__Aim of the task__:
Return all lines in the material below that contain "الجنة".

__The records__:
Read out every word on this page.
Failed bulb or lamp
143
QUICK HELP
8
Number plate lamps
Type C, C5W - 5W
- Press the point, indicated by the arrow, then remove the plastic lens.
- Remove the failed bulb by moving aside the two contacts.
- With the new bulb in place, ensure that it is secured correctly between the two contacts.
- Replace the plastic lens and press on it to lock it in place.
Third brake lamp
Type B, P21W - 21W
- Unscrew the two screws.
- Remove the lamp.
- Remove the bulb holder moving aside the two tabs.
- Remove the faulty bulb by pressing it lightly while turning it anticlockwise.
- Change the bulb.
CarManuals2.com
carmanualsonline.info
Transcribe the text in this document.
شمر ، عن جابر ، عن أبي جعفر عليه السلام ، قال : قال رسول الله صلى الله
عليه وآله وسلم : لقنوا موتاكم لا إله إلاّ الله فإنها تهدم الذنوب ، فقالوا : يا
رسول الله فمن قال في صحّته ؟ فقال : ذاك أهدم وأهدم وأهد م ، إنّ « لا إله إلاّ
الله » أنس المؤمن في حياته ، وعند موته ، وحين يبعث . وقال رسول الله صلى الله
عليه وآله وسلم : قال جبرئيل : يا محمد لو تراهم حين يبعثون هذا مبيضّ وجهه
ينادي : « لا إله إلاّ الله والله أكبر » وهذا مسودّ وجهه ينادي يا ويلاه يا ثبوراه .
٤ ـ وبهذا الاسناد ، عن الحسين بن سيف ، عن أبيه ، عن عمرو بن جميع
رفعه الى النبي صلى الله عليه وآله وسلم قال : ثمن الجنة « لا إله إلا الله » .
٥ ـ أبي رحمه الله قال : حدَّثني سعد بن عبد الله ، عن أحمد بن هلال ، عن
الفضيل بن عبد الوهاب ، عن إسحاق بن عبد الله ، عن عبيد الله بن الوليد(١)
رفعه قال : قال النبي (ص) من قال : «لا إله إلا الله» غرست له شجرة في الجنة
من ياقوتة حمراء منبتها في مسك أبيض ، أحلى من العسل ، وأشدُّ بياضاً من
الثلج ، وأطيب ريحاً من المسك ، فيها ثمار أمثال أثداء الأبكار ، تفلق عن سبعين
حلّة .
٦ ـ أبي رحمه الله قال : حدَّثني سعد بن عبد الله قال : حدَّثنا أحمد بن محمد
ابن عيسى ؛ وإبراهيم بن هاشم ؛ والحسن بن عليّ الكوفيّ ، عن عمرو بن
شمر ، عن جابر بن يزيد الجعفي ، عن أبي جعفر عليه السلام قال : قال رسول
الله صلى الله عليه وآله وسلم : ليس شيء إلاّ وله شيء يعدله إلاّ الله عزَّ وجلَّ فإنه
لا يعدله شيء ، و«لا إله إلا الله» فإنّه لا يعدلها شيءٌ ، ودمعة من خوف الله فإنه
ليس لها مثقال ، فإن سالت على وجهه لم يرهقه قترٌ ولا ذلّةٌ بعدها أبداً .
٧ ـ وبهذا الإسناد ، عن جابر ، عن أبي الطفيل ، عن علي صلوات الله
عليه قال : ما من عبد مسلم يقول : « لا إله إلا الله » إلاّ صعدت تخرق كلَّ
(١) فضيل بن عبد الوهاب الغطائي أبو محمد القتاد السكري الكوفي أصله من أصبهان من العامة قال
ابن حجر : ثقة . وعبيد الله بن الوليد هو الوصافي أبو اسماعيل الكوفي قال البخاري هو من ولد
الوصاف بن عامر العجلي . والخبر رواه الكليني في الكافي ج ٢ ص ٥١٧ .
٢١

__Expected answer__:
رفعه الى النبي صلى الله عليه وآله وسلم قال : ثمن الجنة « لا إله إلا الله » .
رفعه قال : قال النبي (ص) من قال : «لا إله إلا الله» غرست له شجرة في الجنة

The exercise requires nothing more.